== Stored entries ==
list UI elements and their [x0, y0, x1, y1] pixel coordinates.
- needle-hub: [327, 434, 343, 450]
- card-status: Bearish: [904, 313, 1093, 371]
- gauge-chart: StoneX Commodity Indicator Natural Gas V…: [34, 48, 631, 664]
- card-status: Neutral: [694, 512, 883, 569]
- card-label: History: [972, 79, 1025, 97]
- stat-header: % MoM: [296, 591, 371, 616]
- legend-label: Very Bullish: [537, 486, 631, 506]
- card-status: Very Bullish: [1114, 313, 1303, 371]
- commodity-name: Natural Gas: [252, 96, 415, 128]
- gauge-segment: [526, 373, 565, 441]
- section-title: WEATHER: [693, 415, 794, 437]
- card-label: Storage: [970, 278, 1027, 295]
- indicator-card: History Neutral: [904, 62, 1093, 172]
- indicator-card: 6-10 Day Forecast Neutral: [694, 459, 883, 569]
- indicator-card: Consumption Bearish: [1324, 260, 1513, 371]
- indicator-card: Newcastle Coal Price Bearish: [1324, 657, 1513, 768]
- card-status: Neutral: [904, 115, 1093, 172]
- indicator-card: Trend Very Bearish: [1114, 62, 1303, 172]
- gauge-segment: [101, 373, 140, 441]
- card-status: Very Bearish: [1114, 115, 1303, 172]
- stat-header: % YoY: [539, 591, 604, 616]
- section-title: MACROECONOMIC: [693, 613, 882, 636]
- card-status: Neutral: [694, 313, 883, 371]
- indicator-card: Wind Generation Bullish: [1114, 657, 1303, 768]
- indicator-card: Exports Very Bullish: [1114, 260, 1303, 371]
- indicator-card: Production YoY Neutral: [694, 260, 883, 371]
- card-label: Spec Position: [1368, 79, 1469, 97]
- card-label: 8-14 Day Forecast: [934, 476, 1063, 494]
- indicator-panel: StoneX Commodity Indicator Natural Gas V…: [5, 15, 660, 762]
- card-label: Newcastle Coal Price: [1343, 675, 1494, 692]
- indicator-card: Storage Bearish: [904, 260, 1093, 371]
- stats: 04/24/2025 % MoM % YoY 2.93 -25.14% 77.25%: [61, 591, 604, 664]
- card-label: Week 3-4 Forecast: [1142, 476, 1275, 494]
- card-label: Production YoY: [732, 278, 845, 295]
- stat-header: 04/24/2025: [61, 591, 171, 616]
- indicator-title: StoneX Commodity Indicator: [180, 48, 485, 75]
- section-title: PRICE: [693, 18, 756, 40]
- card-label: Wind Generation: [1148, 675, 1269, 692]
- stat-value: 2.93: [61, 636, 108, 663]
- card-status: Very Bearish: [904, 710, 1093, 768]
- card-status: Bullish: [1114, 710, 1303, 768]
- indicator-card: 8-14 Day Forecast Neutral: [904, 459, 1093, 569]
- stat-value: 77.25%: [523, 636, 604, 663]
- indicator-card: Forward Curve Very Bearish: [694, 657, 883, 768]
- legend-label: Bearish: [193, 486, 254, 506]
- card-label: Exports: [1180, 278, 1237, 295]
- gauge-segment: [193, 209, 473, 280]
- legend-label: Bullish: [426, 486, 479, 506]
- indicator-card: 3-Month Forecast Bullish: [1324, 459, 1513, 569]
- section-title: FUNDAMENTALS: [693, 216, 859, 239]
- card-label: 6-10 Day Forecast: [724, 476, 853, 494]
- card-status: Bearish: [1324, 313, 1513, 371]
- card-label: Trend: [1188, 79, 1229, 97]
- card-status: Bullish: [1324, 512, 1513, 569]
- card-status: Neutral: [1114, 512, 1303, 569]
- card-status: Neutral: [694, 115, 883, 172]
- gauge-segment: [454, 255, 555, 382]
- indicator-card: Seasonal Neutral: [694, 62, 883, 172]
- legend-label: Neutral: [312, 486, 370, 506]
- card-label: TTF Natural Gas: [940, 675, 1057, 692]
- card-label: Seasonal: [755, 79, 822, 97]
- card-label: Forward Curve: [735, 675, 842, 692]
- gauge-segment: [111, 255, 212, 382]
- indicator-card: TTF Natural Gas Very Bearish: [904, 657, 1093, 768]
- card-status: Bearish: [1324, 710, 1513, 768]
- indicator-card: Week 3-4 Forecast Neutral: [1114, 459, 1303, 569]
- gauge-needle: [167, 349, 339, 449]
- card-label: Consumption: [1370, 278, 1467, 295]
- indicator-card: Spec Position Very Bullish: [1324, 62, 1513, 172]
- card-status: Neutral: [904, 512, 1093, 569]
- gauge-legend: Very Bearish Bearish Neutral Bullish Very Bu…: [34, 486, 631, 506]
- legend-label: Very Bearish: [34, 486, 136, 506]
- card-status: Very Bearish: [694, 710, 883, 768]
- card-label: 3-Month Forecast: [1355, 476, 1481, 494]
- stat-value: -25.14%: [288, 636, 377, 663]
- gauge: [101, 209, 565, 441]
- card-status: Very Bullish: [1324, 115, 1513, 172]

== Directions ==
Copy out every line above without changing anything.

== Exercise solution ==
list UI elements and their [x0, y0, x1, y1] pixel coordinates.
- needle-hub: [327, 434, 343, 450]
- card-status: Bearish: [904, 313, 1093, 371]
- gauge-chart: StoneX Commodity Indicator Natural Gas V…: [34, 48, 631, 664]
- card-status: Neutral: [694, 512, 883, 569]
- card-label: History: [972, 79, 1025, 97]
- stat-header: % MoM: [296, 591, 371, 616]
- legend-label: Very Bullish: [537, 486, 631, 506]
- card-status: Very Bullish: [1114, 313, 1303, 371]
- commodity-name: Natural Gas: [252, 96, 415, 128]
- gauge-segment: [526, 373, 565, 441]
- section-title: WEATHER: [693, 415, 794, 437]
- card-label: Storage: [970, 278, 1027, 295]
- indicator-card: History Neutral: [904, 62, 1093, 172]
- indicator-card: 6-10 Day Forecast Neutral: [694, 459, 883, 569]
- indicator-card: Consumption Bearish: [1324, 260, 1513, 371]
- indicator-card: Newcastle Coal Price Bearish: [1324, 657, 1513, 768]
- card-status: Neutral: [904, 115, 1093, 172]
- indicator-card: Trend Very Bearish: [1114, 62, 1303, 172]
- gauge-segment: [101, 373, 140, 441]
- card-status: Very Bearish: [1114, 115, 1303, 172]
- stat-header: % YoY: [539, 591, 604, 616]
- section-title: MACROECONOMIC: [693, 613, 882, 636]
- card-status: Neutral: [694, 313, 883, 371]
- indicator-card: Wind Generation Bullish: [1114, 657, 1303, 768]
- indicator-card: Exports Very Bullish: [1114, 260, 1303, 371]
- indicator-card: Production YoY Neutral: [694, 260, 883, 371]
- card-label: Spec Position: [1368, 79, 1469, 97]
- card-label: 8-14 Day Forecast: [934, 476, 1063, 494]
- indicator-panel: StoneX Commodity Indicator Natural Gas V…: [5, 15, 660, 762]
- card-label: Newcastle Coal Price: [1343, 675, 1494, 692]
- indicator-card: Storage Bearish: [904, 260, 1093, 371]
- stats: 04/24/2025 % MoM % YoY 2.93 -25.14% 77.25%: [61, 591, 604, 664]
- card-label: Week 3-4 Forecast: [1142, 476, 1275, 494]
- card-label: Production YoY: [732, 278, 845, 295]
- stat-header: 04/24/2025: [61, 591, 171, 616]
- indicator-title: StoneX Commodity Indicator: [180, 48, 485, 75]
- section-title: PRICE: [693, 18, 756, 40]
- card-label: Wind Generation: [1148, 675, 1269, 692]
- stat-value: 2.93: [61, 636, 108, 663]
- card-status: Very Bearish: [904, 710, 1093, 768]
- card-status: Bullish: [1114, 710, 1303, 768]
- indicator-card: 8-14 Day Forecast Neutral: [904, 459, 1093, 569]
- stat-value: 77.25%: [523, 636, 604, 663]
- indicator-card: Forward Curve Very Bearish: [694, 657, 883, 768]
- legend-label: Bearish: [193, 486, 254, 506]
- card-label: Exports: [1180, 278, 1237, 295]
- gauge-segment: [193, 209, 473, 280]
- legend-label: Bullish: [426, 486, 479, 506]
- indicator-card: 3-Month Forecast Bullish: [1324, 459, 1513, 569]
- section-title: FUNDAMENTALS: [693, 216, 859, 239]
- card-label: 6-10 Day Forecast: [724, 476, 853, 494]
- card-status: Bearish: [1324, 313, 1513, 371]
- card-label: Trend: [1188, 79, 1229, 97]
- card-status: Bullish: [1324, 512, 1513, 569]
- card-status: Neutral: [1114, 512, 1303, 569]
- card-status: Neutral: [694, 115, 883, 172]
- gauge-segment: [454, 255, 555, 382]
- indicator-card: Seasonal Neutral: [694, 62, 883, 172]
- legend-label: Neutral: [312, 486, 370, 506]
- card-label: TTF Natural Gas: [940, 675, 1057, 692]
- card-label: Seasonal: [755, 79, 822, 97]
- card-label: Forward Curve: [735, 675, 842, 692]
- gauge-segment: [111, 255, 212, 382]
- indicator-card: TTF Natural Gas Very Bearish: [904, 657, 1093, 768]
- card-status: Bearish: [1324, 710, 1513, 768]
- indicator-card: Week 3-4 Forecast Neutral: [1114, 459, 1303, 569]
- gauge-needle: [167, 349, 339, 449]
- card-label: Consumption: [1370, 278, 1467, 295]
- indicator-card: Spec Position Very Bullish: [1324, 62, 1513, 172]
- card-status: Neutral: [904, 512, 1093, 569]
- gauge-legend: Very Bearish Bearish Neutral Bullish Very Bu…: [34, 486, 631, 506]
- legend-label: Very Bearish: [34, 486, 136, 506]
- card-status: Very Bearish: [694, 710, 883, 768]
- card-label: 3-Month Forecast: [1355, 476, 1481, 494]
- stat-value: -25.14%: [288, 636, 377, 663]
- gauge: [101, 209, 565, 441]
- card-status: Very Bullish: [1324, 115, 1513, 172]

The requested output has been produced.